Work required >>
Find how many lines of the listing below include the word "direction", then report the number by itself.

========

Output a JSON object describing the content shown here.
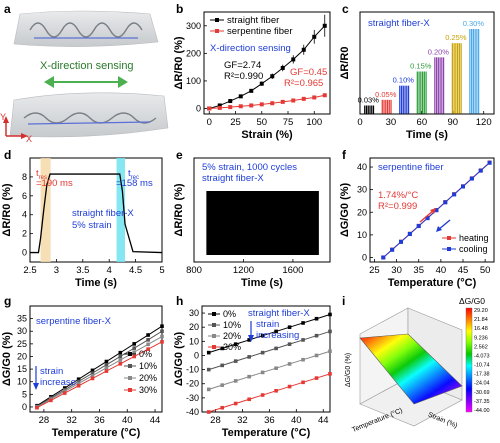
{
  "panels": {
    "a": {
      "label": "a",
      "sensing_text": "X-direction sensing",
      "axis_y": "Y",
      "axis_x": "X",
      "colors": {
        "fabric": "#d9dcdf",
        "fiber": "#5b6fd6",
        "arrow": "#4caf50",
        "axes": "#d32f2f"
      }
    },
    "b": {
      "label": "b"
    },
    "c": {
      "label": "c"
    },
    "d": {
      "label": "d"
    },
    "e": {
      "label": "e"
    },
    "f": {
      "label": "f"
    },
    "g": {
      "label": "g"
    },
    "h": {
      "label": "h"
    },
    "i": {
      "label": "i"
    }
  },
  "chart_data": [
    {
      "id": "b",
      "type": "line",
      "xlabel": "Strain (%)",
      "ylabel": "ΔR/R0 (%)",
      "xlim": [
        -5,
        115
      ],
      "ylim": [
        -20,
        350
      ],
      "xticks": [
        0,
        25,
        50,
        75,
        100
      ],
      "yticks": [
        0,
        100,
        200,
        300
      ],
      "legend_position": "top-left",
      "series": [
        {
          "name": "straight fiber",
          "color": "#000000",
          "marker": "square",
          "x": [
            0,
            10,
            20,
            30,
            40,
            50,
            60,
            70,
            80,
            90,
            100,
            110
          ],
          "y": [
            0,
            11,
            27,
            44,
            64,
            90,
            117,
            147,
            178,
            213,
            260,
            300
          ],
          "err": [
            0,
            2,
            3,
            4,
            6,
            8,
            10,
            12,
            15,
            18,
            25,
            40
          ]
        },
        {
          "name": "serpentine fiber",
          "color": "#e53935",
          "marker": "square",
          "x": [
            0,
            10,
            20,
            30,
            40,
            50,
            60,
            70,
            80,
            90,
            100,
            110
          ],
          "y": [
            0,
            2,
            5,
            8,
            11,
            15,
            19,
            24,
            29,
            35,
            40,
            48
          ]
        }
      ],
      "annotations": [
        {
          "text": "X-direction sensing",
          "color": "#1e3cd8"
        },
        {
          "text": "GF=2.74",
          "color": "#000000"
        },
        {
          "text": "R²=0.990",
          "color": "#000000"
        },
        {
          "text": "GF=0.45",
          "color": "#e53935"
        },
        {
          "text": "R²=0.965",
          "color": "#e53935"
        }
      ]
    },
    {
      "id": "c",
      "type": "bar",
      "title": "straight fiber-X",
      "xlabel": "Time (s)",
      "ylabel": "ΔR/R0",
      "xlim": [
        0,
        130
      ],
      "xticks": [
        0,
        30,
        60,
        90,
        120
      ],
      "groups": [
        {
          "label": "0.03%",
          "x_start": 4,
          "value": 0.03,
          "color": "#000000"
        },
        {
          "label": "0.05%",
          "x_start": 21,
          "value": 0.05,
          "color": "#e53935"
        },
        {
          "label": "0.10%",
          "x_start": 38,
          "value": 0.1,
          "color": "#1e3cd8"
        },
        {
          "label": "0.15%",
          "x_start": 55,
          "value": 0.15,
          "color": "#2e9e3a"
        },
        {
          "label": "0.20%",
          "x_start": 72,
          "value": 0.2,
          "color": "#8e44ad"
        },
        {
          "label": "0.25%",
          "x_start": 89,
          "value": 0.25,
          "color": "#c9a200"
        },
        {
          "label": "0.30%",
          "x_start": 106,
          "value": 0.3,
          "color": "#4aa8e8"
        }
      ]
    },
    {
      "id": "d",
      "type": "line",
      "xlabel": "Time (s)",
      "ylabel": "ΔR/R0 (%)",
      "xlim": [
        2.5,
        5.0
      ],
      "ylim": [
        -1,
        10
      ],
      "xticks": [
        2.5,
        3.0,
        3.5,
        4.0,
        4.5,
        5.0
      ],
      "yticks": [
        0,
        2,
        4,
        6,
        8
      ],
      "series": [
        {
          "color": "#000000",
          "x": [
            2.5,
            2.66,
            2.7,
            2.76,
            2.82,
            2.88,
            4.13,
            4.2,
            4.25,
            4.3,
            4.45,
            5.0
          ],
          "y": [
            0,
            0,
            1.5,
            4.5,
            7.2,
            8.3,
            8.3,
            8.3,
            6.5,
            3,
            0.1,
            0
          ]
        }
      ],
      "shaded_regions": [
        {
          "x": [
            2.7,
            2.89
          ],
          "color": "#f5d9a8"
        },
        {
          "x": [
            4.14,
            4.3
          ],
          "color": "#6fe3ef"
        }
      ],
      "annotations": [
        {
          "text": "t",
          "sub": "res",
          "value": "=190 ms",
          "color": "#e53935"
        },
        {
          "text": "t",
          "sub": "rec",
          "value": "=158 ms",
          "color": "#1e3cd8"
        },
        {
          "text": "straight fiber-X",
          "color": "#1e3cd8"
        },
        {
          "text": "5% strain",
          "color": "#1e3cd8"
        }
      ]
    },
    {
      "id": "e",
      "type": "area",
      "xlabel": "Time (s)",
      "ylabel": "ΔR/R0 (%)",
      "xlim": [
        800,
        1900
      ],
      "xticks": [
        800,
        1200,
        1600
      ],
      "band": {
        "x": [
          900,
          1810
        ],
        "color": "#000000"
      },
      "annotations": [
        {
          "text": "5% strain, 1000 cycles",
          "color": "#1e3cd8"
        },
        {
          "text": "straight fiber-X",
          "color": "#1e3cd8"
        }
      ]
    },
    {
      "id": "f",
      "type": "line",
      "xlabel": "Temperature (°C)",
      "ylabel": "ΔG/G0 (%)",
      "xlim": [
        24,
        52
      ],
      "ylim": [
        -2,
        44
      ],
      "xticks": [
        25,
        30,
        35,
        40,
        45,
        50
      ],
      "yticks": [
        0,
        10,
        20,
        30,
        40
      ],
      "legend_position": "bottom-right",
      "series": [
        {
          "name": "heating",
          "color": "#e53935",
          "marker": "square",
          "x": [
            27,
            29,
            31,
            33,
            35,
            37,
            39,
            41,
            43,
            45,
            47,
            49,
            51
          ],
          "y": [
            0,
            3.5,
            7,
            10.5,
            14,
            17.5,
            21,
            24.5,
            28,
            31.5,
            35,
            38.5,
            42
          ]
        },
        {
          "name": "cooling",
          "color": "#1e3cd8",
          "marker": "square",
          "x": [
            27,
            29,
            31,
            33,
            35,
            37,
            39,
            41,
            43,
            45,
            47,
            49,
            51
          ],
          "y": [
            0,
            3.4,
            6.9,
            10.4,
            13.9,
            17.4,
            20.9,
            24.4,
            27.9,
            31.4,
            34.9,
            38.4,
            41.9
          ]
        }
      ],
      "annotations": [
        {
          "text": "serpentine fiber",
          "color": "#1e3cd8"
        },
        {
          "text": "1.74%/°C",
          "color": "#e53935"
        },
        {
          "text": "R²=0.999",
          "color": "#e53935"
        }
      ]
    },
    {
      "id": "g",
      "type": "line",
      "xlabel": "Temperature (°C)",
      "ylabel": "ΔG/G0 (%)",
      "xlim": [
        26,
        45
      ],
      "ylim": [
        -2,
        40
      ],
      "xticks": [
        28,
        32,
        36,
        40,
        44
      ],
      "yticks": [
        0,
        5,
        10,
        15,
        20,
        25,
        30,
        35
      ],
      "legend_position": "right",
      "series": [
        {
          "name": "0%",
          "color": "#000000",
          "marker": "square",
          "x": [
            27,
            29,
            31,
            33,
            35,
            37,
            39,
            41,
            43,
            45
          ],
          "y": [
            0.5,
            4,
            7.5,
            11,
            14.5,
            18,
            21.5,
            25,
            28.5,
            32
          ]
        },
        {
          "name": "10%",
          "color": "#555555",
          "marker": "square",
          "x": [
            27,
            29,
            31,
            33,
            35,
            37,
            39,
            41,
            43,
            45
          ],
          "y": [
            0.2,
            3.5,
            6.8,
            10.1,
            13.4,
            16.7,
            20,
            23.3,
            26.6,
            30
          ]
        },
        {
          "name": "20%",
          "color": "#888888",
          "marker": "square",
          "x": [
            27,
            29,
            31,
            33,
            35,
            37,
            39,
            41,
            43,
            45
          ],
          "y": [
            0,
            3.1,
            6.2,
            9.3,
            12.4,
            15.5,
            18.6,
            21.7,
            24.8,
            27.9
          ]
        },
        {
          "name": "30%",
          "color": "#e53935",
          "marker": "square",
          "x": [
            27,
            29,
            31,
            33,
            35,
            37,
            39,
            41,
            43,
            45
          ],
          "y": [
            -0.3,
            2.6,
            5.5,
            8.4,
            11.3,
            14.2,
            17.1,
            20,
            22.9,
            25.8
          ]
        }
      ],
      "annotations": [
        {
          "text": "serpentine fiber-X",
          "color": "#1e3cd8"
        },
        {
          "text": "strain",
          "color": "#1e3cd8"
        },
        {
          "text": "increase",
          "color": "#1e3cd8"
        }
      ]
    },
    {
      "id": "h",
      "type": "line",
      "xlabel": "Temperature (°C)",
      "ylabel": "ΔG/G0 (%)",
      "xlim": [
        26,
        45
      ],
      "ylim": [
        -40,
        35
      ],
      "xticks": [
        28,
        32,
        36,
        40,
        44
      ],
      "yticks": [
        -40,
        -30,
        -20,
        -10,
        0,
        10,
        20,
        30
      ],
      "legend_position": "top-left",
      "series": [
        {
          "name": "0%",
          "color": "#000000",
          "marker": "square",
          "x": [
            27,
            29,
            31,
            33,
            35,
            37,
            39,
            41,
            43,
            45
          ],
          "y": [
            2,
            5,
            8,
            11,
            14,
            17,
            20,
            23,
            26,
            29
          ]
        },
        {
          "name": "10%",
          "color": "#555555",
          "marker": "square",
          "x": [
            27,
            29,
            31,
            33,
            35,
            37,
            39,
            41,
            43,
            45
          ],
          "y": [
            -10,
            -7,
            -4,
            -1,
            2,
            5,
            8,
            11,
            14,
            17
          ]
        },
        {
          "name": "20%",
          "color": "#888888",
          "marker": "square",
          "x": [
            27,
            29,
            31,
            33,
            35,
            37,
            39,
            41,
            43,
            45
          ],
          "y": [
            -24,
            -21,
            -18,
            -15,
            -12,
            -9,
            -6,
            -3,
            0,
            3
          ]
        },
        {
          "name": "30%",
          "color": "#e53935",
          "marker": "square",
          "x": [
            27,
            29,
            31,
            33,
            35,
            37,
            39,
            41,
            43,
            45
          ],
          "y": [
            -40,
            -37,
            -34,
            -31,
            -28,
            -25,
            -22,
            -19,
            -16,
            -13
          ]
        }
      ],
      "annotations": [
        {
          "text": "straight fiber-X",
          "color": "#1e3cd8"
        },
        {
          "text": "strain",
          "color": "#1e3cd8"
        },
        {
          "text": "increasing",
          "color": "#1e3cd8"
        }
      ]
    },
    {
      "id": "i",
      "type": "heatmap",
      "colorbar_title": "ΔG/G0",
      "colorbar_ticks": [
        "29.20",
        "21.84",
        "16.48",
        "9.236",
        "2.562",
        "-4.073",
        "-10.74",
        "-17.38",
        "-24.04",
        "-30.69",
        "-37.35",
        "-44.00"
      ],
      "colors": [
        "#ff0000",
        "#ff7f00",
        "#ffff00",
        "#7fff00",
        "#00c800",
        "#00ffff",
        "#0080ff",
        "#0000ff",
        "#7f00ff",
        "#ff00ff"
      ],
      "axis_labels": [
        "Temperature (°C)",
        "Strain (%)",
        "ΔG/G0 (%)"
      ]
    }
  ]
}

========

Written response >>
2